§ **What is asked**
From the listing below, extract every line containing "普通教育".

§ **Records for the task**
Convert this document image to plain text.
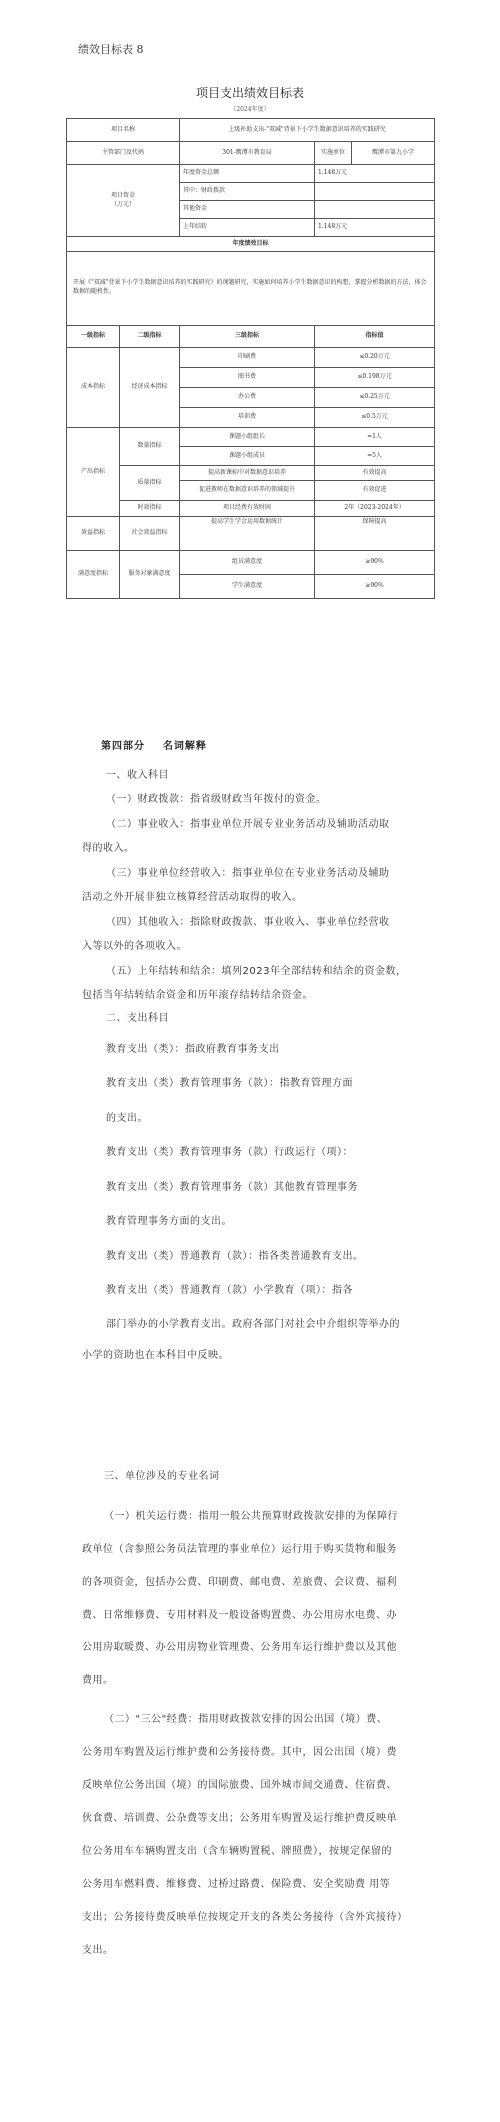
绩效目标表 8
项目支出绩效目标表
（2024年度）
项目名称		上级补助支出-"双减"背景下小学生数据意识培养的实践研究		
主管部门及代码		301-鹰潭市教育局	实施单位	鹰潭市第九小学
项目资金
（万元）		年度资金总额	1.148万元	
		其中：财政拨款		
		其他资金		
		上年结转	1.148万元	
年度绩效目标				
开展《"双减"背景下小学生数据意识培养的实践研究》的课题研究，实施如何培养小学生数据意识的构想，掌握分析数据的方法，体会数据的随机性。				
一级指标	二级指标	三级指标	指标值	
成本指标	经济成本指标	印刷费	≤0.20万元	
		图书费	≤0.198万元	
		办公费	≤0.25万元	
		培训费	≤0.5万元	
产出指标	数量指标	课题小组组长	=1人	
		课题小组成员	=5人	
	质量指标	提高新课标中对数据意识培养	有效提高	
		促进教师在数据意识培养的领域提升	有效促进	
	时效指标	项目经费有效时间	2年（2023-2024年）	
效益指标	社会效益指标	提高学生学会运用数据统计	保障提高	
满意度指标	服务对象满意度	组员满意度	≥90%	
		学生满意度	≥90%	
第四部分    名词解释
一、收入科目
（一）财政拨款：指省级财政当年拨付的资金。
（二）事业收入：指事业单位开展专业业务活动及辅助活动取
得的收入。
（三）事业单位经营收入：指事业单位在专业业务活动及辅助
活动之外开展非独立核算经营活动取得的收入。
（四）其他收入：指除财政拨款、事业收入、事业单位经营收
入等以外的各项收入。
（五）上年结转和结余：填列2023年全部结转和结余的资金数，
包括当年结转结余资金和历年滚存结转结余资金。
二、支出科目
教育支出（类）：指政府教育事务支出
教育支出（类）教育管理事务（款）：指教育管理方面
的支出。
教育支出（类）教育管理事务（款）行政运行（项）：
教育支出（类）教育管理事务（款）其他教育管理事务
教育管理事务方面的支出。
教育支出（类）普通教育（款）：指各类普通教育支出。
教育支出（类）普通教育（款）小学教育（项）：指各
部门举办的小学教育支出。政府各部门对社会中介组织等举办的
小学的资助也在本科目中反映。
三、单位涉及的专业名词
（一）机关运行费：指用一般公共预算财政拨款安排的为保障行
政单位（含参照公务员法管理的事业单位）运行用于购买货物和服务
的各项资金，包括办公费、印刷费、邮电费、差旅费、会议费、福利
费、日常维修费、专用材料及一般设备购置费、办公用房水电费、办
公用房取暖费、办公用房物业管理费、公务用车运行维护费以及其他
费用。
（二）"三公"经费：指用财政拨款安排的因公出国（境）费、
公务用车购置及运行维护费和公务接待费。其中，因公出国（境）费
反映单位公务出国（境）的国际旅费、国外城市间交通费、住宿费、
伙食费、培训费、公杂费等支出；公务用车购置及运行维护费反映单
位公务用车车辆购置支出（含车辆购置税、牌照费），按规定保留的
公务用车燃料费、维修费、过桥过路费、保险费、安全奖励费 用等
支出；公务接待费反映单位按规定开支的各类公务接待（含外宾接待）
支出。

§ **Reply to the task**
教育支出（类）普通教育（款）：指各类普通教育支出。
教育支出（类）普通教育（款）小学教育（项）：指各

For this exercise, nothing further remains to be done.